Figure dataset records
==*==

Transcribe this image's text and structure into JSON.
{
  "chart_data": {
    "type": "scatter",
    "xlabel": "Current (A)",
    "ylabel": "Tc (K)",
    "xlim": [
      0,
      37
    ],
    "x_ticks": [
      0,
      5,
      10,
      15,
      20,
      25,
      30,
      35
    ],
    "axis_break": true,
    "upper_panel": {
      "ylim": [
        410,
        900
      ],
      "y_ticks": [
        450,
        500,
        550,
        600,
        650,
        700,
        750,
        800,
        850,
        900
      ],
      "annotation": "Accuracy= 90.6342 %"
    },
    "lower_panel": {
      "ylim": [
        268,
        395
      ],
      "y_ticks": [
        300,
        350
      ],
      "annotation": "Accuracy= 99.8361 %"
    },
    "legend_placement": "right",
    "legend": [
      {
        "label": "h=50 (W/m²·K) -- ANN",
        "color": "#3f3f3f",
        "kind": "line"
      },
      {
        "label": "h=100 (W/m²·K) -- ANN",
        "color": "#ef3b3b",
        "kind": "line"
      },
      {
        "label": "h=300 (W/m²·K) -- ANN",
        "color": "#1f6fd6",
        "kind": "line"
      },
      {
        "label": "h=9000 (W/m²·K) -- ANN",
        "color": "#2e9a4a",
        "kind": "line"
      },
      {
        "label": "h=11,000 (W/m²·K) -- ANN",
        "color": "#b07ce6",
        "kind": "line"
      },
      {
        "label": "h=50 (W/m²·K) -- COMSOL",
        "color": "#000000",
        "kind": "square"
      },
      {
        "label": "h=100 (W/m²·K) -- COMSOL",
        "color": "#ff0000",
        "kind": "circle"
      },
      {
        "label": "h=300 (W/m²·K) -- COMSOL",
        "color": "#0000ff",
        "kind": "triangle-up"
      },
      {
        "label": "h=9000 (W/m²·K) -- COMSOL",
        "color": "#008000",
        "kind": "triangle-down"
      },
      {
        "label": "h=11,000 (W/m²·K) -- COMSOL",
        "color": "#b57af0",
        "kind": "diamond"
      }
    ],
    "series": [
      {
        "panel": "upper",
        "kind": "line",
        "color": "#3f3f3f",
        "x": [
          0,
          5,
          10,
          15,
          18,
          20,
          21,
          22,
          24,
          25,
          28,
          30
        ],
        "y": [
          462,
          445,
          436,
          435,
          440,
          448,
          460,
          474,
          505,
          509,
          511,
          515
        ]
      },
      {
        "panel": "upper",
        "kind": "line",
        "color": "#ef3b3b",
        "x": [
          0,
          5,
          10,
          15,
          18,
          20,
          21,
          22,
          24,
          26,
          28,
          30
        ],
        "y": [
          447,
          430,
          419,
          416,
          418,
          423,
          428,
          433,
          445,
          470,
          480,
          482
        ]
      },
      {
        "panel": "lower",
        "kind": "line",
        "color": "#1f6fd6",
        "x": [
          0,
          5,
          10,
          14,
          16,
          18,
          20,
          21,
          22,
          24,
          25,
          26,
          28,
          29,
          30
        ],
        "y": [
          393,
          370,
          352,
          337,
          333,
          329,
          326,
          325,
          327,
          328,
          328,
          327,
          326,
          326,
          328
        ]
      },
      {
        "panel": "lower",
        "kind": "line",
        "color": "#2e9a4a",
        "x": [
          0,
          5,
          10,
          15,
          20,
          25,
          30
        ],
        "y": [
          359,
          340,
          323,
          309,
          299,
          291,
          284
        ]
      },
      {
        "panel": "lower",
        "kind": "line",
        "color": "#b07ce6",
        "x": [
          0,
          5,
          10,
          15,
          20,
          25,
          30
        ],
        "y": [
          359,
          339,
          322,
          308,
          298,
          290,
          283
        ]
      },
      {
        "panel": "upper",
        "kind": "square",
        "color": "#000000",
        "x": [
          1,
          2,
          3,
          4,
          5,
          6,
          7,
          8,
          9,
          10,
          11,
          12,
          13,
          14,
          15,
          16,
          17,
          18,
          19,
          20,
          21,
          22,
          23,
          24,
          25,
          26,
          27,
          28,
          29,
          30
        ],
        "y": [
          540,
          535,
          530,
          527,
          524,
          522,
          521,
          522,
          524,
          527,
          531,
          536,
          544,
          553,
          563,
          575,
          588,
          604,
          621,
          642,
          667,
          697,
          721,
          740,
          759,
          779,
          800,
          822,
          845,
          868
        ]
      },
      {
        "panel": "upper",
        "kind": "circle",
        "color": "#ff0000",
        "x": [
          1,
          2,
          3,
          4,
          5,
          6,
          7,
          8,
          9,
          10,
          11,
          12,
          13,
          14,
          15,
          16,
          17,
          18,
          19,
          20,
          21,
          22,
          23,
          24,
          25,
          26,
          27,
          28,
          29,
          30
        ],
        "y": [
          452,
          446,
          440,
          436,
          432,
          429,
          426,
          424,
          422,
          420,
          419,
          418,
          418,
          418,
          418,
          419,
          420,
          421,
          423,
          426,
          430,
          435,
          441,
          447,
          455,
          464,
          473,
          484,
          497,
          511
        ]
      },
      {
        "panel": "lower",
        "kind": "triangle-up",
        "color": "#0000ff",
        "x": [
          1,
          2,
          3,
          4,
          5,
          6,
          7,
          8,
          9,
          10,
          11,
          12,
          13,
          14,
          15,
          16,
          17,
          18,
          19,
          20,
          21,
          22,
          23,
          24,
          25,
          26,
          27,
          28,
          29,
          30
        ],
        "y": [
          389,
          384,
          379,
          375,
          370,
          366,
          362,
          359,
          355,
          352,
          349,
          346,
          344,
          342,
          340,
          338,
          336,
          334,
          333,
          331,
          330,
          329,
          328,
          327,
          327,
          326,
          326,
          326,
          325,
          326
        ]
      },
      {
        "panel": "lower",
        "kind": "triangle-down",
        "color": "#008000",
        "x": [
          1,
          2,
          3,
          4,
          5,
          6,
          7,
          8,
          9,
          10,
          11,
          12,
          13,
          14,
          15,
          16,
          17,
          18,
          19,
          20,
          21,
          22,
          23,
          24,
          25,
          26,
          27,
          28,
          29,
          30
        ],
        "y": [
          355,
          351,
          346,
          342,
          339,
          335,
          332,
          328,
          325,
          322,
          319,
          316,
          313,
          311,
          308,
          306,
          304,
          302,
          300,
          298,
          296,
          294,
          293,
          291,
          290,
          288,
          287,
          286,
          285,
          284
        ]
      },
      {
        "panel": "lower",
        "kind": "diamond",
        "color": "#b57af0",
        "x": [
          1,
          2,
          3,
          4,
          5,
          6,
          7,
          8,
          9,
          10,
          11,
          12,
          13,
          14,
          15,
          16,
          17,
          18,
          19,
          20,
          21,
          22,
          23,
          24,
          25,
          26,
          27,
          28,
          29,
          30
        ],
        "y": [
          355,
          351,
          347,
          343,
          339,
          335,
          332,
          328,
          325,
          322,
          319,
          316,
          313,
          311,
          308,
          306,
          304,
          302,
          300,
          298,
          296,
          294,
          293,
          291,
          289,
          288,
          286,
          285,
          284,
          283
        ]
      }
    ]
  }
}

==*==

* Problem description: Give the entries once more, exactly as they appear.

* Result below:
Transcribe this image's text and structure into JSON.
{
  "chart_data": {
    "type": "scatter",
    "xlabel": "Current (A)",
    "ylabel": "Tc (K)",
    "xlim": [
      0,
      37
    ],
    "x_ticks": [
      0,
      5,
      10,
      15,
      20,
      25,
      30,
      35
    ],
    "axis_break": true,
    "upper_panel": {
      "ylim": [
        410,
        900
      ],
      "y_ticks": [
        450,
        500,
        550,
        600,
        650,
        700,
        750,
        800,
        850,
        900
      ],
      "annotation": "Accuracy= 90.6342 %"
    },
    "lower_panel": {
      "ylim": [
        268,
        395
      ],
      "y_ticks": [
        300,
        350
      ],
      "annotation": "Accuracy= 99.8361 %"
    },
    "legend_placement": "right",
    "legend": [
      {
        "label": "h=50 (W/m²·K) -- ANN",
        "color": "#3f3f3f",
        "kind": "line"
      },
      {
        "label": "h=100 (W/m²·K) -- ANN",
        "color": "#ef3b3b",
        "kind": "line"
      },
      {
        "label": "h=300 (W/m²·K) -- ANN",
        "color": "#1f6fd6",
        "kind": "line"
      },
      {
        "label": "h=9000 (W/m²·K) -- ANN",
        "color": "#2e9a4a",
        "kind": "line"
      },
      {
        "label": "h=11,000 (W/m²·K) -- ANN",
        "color": "#b07ce6",
        "kind": "line"
      },
      {
        "label": "h=50 (W/m²·K) -- COMSOL",
        "color": "#000000",
        "kind": "square"
      },
      {
        "label": "h=100 (W/m²·K) -- COMSOL",
        "color": "#ff0000",
        "kind": "circle"
      },
      {
        "label": "h=300 (W/m²·K) -- COMSOL",
        "color": "#0000ff",
        "kind": "triangle-up"
      },
      {
        "label": "h=9000 (W/m²·K) -- COMSOL",
        "color": "#008000",
        "kind": "triangle-down"
      },
      {
        "label": "h=11,000 (W/m²·K) -- COMSOL",
        "color": "#b57af0",
        "kind": "diamond"
      }
    ],
    "series": [
      {
        "panel": "upper",
        "kind": "line",
        "color": "#3f3f3f",
        "x": [
          0,
          5,
          10,
          15,
          18,
          20,
          21,
          22,
          24,
          25,
          28,
          30
        ],
        "y": [
          462,
          445,
          436,
          435,
          440,
          448,
          460,
          474,
          505,
          509,
          511,
          515
        ]
      },
      {
        "panel": "upper",
        "kind": "line",
        "color": "#ef3b3b",
        "x": [
          0,
          5,
          10,
          15,
          18,
          20,
          21,
          22,
          24,
          26,
          28,
          30
        ],
        "y": [
          447,
          430,
          419,
          416,
          418,
          423,
          428,
          433,
          445,
          470,
          480,
          482
        ]
      },
      {
        "panel": "lower",
        "kind": "line",
        "color": "#1f6fd6",
        "x": [
          0,
          5,
          10,
          14,
          16,
          18,
          20,
          21,
          22,
          24,
          25,
          26,
          28,
          29,
          30
        ],
        "y": [
          393,
          370,
          352,
          337,
          333,
          329,
          326,
          325,
          327,
          328,
          328,
          327,
          326,
          326,
          328
        ]
      },
      {
        "panel": "lower",
        "kind": "line",
        "color": "#2e9a4a",
        "x": [
          0,
          5,
          10,
          15,
          20,
          25,
          30
        ],
        "y": [
          359,
          340,
          323,
          309,
          299,
          291,
          284
        ]
      },
      {
        "panel": "lower",
        "kind": "line",
        "color": "#b07ce6",
        "x": [
          0,
          5,
          10,
          15,
          20,
          25,
          30
        ],
        "y": [
          359,
          339,
          322,
          308,
          298,
          290,
          283
        ]
      },
      {
        "panel": "upper",
        "kind": "square",
        "color": "#000000",
        "x": [
          1,
          2,
          3,
          4,
          5,
          6,
          7,
          8,
          9,
          10,
          11,
          12,
          13,
          14,
          15,
          16,
          17,
          18,
          19,
          20,
          21,
          22,
          23,
          24,
          25,
          26,
          27,
          28,
          29,
          30
        ],
        "y": [
          540,
          535,
          530,
          527,
          524,
          522,
          521,
          522,
          524,
          527,
          531,
          536,
          544,
          553,
          563,
          575,
          588,
          604,
          621,
          642,
          667,
          697,
          721,
          740,
          759,
          779,
          800,
          822,
          845,
          868
        ]
      },
      {
        "panel": "upper",
        "kind": "circle",
        "color": "#ff0000",
        "x": [
          1,
          2,
          3,
          4,
          5,
          6,
          7,
          8,
          9,
          10,
          11,
          12,
          13,
          14,
          15,
          16,
          17,
          18,
          19,
          20,
          21,
          22,
          23,
          24,
          25,
          26,
          27,
          28,
          29,
          30
        ],
        "y": [
          452,
          446,
          440,
          436,
          432,
          429,
          426,
          424,
          422,
          420,
          419,
          418,
          418,
          418,
          418,
          419,
          420,
          421,
          423,
          426,
          430,
          435,
          441,
          447,
          455,
          464,
          473,
          484,
          497,
          511
        ]
      },
      {
        "panel": "lower",
        "kind": "triangle-up",
        "color": "#0000ff",
        "x": [
          1,
          2,
          3,
          4,
          5,
          6,
          7,
          8,
          9,
          10,
          11,
          12,
          13,
          14,
          15,
          16,
          17,
          18,
          19,
          20,
          21,
          22,
          23,
          24,
          25,
          26,
          27,
          28,
          29,
          30
        ],
        "y": [
          389,
          384,
          379,
          375,
          370,
          366,
          362,
          359,
          355,
          352,
          349,
          346,
          344,
          342,
          340,
          338,
          336,
          334,
          333,
          331,
          330,
          329,
          328,
          327,
          327,
          326,
          326,
          326,
          325,
          326
        ]
      },
      {
        "panel": "lower",
        "kind": "triangle-down",
        "color": "#008000",
        "x": [
          1,
          2,
          3,
          4,
          5,
          6,
          7,
          8,
          9,
          10,
          11,
          12,
          13,
          14,
          15,
          16,
          17,
          18,
          19,
          20,
          21,
          22,
          23,
          24,
          25,
          26,
          27,
          28,
          29,
          30
        ],
        "y": [
          355,
          351,
          346,
          342,
          339,
          335,
          332,
          328,
          325,
          322,
          319,
          316,
          313,
          311,
          308,
          306,
          304,
          302,
          300,
          298,
          296,
          294,
          293,
          291,
          290,
          288,
          287,
          286,
          285,
          284
        ]
      },
      {
        "panel": "lower",
        "kind": "diamond",
        "color": "#b57af0",
        "x": [
          1,
          2,
          3,
          4,
          5,
          6,
          7,
          8,
          9,
          10,
          11,
          12,
          13,
          14,
          15,
          16,
          17,
          18,
          19,
          20,
          21,
          22,
          23,
          24,
          25,
          26,
          27,
          28,
          29,
          30
        ],
        "y": [
          355,
          351,
          347,
          343,
          339,
          335,
          332,
          328,
          325,
          322,
          319,
          316,
          313,
          311,
          308,
          306,
          304,
          302,
          300,
          298,
          296,
          294,
          293,
          291,
          289,
          288,
          286,
          285,
          284,
          283
        ]
      }
    ]
  }
}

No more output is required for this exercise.